BEGIN
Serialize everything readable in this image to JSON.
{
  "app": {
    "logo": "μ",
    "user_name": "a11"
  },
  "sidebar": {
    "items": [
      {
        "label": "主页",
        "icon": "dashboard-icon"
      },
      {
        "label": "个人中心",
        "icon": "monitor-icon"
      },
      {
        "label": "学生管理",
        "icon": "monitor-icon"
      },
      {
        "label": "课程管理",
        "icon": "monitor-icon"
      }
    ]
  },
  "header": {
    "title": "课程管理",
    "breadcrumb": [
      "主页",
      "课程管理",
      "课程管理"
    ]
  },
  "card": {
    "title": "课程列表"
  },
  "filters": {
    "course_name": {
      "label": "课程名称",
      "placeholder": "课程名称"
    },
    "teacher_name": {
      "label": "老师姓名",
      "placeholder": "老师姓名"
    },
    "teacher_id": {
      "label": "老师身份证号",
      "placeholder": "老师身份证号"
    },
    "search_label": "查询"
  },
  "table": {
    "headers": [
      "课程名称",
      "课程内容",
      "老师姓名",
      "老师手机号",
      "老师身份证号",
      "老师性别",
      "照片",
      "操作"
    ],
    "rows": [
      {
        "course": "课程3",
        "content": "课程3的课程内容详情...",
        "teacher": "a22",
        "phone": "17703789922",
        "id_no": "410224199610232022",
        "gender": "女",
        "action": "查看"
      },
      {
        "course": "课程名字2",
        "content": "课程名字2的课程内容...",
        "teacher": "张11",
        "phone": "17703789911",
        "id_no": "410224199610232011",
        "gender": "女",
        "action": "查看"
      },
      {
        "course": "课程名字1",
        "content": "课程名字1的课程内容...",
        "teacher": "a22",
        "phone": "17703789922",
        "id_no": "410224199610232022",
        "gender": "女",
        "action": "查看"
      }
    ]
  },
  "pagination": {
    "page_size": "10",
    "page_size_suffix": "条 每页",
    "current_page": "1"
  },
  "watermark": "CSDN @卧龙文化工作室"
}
END
> _Exercise description_: Take each line of the material that contains the word "content" and list it.

> _Answer to the problem_:
        "content": "课程3的课程内容详情...",
        "content": "课程名字2的课程内容...",
        "content": "课程名字1的课程内容...",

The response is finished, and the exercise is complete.